## [Directions for this task]
Retype, word for word, the line containing "Give me the" and every line after it to the end. Skip pictures.

** Start Data provided **

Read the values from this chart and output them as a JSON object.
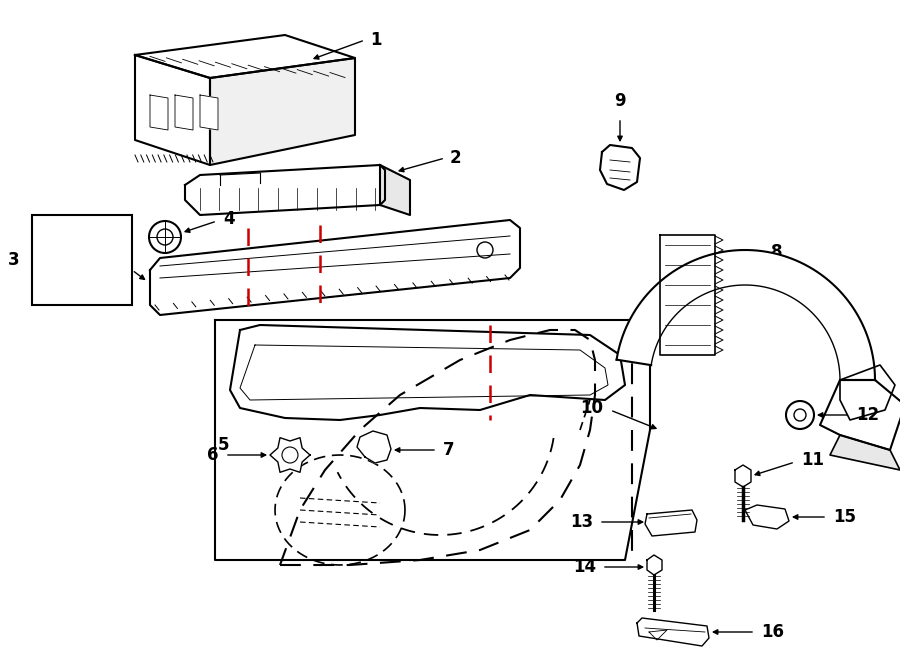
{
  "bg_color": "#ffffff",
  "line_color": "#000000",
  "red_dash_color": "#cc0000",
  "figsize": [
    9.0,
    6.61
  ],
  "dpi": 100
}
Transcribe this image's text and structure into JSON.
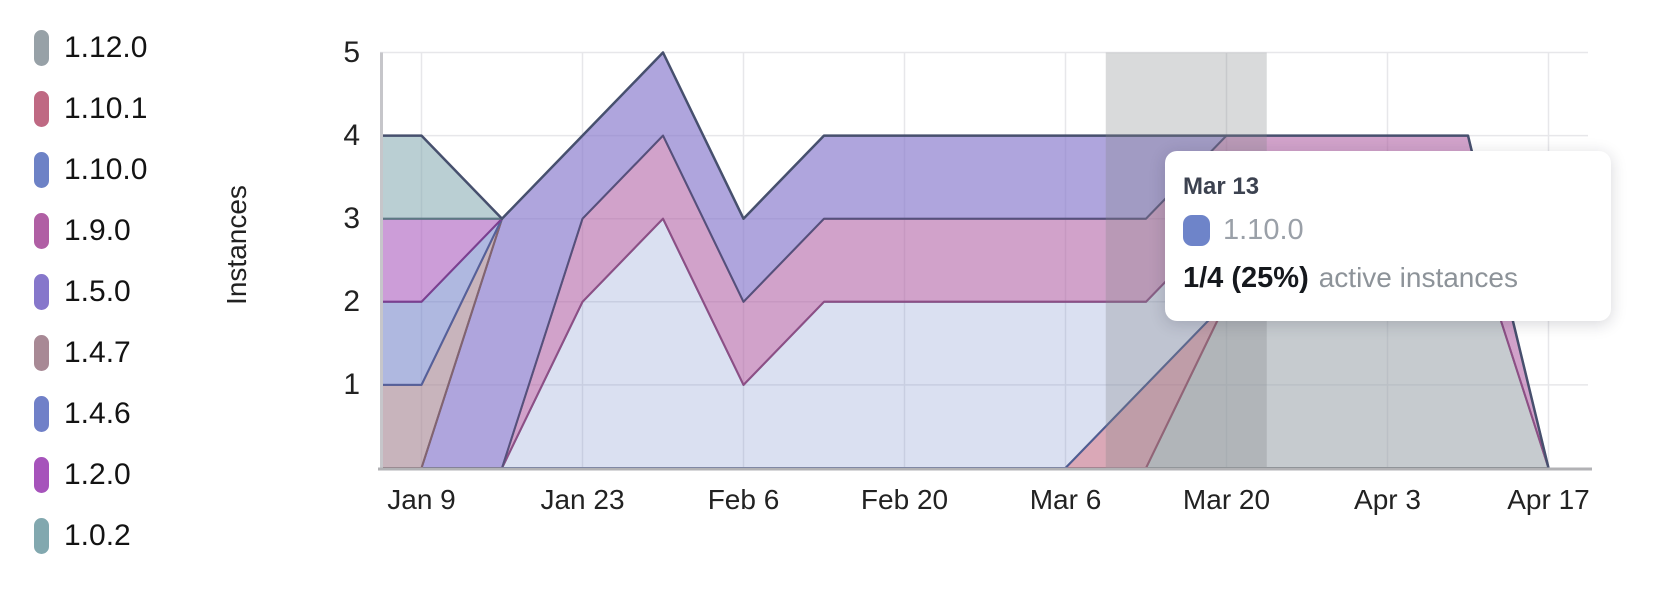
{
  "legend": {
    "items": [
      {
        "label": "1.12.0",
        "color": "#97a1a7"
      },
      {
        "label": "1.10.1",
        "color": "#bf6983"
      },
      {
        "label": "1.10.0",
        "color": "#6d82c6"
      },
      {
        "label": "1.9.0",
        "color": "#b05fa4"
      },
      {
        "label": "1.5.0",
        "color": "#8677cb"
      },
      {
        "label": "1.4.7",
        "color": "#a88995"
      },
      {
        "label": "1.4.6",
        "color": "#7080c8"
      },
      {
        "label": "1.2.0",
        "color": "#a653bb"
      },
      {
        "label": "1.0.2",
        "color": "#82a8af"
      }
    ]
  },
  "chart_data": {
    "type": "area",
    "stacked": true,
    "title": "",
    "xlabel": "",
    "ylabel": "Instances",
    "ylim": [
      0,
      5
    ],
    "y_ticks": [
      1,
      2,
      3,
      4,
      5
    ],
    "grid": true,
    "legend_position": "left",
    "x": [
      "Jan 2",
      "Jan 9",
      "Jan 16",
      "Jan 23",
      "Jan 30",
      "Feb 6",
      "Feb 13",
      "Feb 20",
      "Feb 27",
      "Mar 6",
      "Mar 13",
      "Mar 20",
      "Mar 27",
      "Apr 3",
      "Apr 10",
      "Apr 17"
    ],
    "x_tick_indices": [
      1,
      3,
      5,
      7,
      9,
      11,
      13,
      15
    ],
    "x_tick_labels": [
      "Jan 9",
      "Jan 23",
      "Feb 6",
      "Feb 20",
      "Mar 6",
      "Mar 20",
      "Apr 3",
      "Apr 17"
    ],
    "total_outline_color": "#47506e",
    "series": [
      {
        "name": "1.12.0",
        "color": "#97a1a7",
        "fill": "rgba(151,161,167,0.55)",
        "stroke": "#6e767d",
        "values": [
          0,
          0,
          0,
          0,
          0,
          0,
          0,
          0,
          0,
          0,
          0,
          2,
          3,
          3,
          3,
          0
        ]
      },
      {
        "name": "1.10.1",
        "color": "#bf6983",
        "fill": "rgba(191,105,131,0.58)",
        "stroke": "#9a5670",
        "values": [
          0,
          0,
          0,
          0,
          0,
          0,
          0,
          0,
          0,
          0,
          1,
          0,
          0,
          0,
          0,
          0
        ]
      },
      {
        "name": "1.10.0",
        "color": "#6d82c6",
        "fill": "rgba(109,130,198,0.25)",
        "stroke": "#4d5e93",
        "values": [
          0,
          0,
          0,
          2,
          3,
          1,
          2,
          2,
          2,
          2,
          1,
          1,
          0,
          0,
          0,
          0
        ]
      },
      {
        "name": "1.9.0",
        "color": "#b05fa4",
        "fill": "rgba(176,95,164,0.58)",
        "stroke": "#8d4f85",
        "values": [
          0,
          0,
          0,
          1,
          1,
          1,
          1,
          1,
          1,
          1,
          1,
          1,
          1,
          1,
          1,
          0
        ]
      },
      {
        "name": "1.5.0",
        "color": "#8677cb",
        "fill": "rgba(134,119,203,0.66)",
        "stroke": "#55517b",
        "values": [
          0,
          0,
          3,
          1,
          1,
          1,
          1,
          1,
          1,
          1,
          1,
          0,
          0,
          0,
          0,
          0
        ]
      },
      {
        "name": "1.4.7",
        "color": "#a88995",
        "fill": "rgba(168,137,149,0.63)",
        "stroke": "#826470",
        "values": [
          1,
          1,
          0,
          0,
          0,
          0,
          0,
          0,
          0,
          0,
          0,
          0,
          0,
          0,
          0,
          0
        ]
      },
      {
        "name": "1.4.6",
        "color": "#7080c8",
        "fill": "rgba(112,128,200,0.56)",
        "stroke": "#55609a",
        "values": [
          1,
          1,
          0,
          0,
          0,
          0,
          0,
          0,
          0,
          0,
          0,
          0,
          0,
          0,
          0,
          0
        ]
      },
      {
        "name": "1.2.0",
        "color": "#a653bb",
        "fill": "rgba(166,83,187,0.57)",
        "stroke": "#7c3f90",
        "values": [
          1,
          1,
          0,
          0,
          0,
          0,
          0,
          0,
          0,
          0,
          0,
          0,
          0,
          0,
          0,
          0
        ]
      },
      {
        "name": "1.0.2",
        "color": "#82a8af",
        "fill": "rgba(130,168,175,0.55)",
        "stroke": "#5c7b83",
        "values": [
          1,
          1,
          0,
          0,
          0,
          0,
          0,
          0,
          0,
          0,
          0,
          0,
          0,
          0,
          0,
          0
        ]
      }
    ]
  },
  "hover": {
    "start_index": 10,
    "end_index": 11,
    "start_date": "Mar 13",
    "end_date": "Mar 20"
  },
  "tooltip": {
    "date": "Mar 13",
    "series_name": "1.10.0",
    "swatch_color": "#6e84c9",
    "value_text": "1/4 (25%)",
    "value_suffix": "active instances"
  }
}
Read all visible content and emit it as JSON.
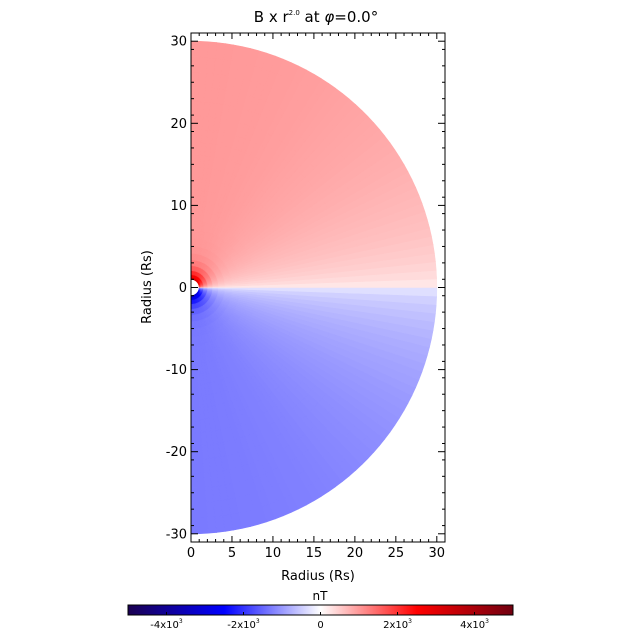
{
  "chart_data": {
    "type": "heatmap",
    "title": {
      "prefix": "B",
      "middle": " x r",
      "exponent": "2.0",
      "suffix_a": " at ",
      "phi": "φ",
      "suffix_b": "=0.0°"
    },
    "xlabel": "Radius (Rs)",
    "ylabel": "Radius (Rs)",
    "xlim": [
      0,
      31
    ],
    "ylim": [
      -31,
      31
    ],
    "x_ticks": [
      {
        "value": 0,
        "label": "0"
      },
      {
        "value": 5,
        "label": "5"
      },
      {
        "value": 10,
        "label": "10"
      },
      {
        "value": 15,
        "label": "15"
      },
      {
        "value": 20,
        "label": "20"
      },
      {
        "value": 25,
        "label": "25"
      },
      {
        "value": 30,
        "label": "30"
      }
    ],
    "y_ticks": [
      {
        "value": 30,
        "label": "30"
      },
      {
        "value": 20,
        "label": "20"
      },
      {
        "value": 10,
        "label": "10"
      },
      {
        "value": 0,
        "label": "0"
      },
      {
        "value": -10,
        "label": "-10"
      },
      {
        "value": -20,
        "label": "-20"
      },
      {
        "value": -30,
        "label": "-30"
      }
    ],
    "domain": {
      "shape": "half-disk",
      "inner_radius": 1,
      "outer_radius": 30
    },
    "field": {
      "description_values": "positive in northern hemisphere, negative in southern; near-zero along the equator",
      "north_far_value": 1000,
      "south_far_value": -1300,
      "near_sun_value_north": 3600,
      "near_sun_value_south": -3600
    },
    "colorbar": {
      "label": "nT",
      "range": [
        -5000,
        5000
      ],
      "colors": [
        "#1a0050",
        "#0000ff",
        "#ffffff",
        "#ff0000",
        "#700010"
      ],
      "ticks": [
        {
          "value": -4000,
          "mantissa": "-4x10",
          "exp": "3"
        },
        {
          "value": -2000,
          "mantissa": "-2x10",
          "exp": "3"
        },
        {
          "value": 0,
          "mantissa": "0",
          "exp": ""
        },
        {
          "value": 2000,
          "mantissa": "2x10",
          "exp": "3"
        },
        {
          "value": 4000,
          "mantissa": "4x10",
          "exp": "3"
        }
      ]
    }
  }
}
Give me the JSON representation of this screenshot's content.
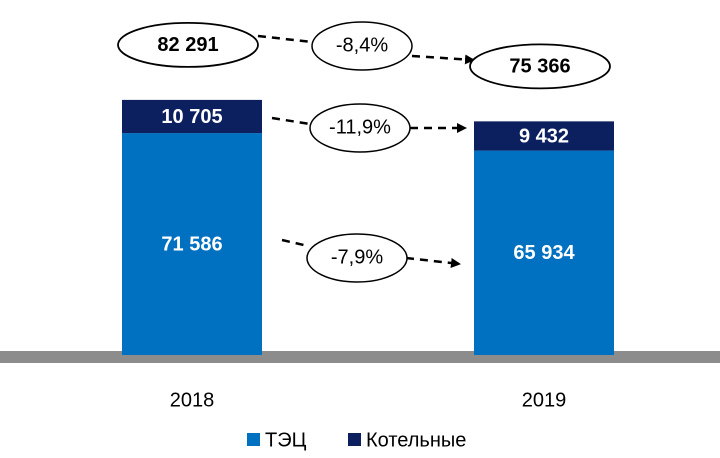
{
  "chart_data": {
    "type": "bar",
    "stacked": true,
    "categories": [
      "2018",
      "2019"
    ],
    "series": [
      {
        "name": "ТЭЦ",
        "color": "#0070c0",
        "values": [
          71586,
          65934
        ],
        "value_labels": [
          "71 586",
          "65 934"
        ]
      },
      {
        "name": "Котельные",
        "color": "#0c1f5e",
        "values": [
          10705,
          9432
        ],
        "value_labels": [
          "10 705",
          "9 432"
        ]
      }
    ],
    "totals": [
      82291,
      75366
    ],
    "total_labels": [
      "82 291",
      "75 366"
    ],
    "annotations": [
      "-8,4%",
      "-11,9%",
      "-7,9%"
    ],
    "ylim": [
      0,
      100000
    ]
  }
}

** End Data provided **

## [Response for this exercise]
Give me the JSON representation of this screenshot's content.
{
  "chart_data": {
    "type": "bar",
    "stacked": true,
    "categories": [
      "2018",
      "2019"
    ],
    "series": [
      {
        "name": "ТЭЦ",
        "color": "#0070c0",
        "values": [
          71586,
          65934
        ],
        "value_labels": [
          "71 586",
          "65 934"
        ]
      },
      {
        "name": "Котельные",
        "color": "#0c1f5e",
        "values": [
          10705,
          9432
        ],
        "value_labels": [
          "10 705",
          "9 432"
        ]
      }
    ],
    "totals": [
      82291,
      75366
    ],
    "total_labels": [
      "82 291",
      "75 366"
    ],
    "annotations": [
      "-8,4%",
      "-11,9%",
      "-7,9%"
    ],
    "ylim": [
      0,
      100000
    ]
  }
}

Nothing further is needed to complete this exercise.